— Start of EXTRACTED RECORDS —

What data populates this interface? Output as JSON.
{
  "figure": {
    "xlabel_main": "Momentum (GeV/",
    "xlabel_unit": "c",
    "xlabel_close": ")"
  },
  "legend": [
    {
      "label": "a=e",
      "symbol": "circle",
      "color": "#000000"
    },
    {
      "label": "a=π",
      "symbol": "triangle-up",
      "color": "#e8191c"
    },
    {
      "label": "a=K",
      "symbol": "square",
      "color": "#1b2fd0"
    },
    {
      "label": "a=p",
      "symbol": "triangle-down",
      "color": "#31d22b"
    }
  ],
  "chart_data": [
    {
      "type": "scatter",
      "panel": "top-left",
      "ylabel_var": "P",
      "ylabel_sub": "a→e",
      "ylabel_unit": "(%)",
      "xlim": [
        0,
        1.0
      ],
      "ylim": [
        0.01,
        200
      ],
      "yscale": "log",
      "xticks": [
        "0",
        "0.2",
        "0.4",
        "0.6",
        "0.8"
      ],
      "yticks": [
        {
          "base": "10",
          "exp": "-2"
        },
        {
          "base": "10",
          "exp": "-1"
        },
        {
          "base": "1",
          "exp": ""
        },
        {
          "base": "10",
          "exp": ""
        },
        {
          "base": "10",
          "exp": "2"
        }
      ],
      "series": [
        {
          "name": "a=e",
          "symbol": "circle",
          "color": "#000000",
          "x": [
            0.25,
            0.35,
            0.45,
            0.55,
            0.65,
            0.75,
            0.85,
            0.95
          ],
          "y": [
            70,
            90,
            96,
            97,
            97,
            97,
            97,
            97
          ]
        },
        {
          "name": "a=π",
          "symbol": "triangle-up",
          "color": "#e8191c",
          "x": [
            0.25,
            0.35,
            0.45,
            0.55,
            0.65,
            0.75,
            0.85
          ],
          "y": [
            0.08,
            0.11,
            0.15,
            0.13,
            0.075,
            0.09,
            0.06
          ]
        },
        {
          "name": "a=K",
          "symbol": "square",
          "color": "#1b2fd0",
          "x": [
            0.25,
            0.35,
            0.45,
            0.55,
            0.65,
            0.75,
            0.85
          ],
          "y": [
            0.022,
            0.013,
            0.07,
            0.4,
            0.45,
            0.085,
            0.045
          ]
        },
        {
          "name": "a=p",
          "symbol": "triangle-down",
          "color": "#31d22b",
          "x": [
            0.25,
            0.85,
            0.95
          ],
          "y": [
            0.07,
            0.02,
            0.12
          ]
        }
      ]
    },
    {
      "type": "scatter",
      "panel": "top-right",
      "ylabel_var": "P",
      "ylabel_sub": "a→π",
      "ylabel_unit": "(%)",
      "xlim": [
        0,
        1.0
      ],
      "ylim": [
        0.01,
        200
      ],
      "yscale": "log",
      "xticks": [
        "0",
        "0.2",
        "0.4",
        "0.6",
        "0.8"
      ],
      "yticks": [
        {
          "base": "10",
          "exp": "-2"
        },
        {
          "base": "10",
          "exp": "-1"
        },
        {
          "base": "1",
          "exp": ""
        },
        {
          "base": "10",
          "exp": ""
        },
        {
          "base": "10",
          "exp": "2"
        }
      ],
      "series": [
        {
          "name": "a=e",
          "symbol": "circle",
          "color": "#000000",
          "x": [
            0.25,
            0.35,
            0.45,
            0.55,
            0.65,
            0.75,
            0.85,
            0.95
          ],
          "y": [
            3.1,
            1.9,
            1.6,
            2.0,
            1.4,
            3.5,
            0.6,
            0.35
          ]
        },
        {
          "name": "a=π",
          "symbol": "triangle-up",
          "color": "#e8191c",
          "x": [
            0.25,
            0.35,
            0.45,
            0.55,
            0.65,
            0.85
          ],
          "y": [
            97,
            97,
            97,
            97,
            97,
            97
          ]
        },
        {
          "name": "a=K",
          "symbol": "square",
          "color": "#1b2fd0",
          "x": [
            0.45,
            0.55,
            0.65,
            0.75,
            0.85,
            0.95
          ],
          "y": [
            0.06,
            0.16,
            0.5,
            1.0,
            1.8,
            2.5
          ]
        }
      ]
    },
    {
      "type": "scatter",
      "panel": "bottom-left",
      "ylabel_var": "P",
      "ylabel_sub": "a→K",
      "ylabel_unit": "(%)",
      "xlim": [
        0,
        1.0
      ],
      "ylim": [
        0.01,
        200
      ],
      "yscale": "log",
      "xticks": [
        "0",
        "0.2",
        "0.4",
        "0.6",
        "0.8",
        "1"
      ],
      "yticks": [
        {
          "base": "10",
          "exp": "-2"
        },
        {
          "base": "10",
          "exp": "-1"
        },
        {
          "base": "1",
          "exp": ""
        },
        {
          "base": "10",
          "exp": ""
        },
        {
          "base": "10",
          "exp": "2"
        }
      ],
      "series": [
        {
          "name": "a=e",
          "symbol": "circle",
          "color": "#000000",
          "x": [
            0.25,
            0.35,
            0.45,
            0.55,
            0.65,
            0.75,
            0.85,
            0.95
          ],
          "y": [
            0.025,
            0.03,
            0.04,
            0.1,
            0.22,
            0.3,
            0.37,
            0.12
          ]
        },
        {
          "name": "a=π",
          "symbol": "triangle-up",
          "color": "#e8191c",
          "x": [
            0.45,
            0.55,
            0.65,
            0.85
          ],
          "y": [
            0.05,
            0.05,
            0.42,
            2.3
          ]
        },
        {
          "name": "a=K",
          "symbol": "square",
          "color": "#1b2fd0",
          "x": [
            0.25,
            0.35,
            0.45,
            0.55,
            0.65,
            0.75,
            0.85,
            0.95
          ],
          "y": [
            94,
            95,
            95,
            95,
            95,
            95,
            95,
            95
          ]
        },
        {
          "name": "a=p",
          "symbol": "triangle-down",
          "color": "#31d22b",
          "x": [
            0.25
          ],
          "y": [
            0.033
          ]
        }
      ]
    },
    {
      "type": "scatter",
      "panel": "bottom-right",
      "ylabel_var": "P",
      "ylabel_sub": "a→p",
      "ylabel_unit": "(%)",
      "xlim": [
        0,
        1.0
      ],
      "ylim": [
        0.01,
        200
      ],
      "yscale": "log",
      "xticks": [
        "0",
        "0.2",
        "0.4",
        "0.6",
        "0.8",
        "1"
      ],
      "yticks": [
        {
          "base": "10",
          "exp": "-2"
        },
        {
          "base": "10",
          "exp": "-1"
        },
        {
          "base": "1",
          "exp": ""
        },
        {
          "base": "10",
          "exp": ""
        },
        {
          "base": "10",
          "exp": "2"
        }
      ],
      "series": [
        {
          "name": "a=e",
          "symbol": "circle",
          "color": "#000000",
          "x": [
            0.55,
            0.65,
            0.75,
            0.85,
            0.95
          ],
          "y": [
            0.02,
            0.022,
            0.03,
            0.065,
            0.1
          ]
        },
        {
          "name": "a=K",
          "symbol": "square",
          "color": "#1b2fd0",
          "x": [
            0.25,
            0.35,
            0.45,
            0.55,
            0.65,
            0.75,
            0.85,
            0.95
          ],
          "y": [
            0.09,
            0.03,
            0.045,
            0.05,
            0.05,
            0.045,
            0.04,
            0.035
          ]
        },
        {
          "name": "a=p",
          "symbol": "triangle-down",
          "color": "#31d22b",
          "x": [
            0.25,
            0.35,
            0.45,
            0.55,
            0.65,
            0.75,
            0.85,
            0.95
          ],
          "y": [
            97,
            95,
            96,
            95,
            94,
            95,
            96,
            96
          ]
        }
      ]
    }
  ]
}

— End of EXTRACTED RECORDS —

WORK INSTRUCTIONS:
Gather each line of the records holding the string "panel".

REPLY TO THE EXERCISE:
      "panel": "top-left",
      "panel": "top-right",
      "panel": "bottom-left",
      "panel": "bottom-right",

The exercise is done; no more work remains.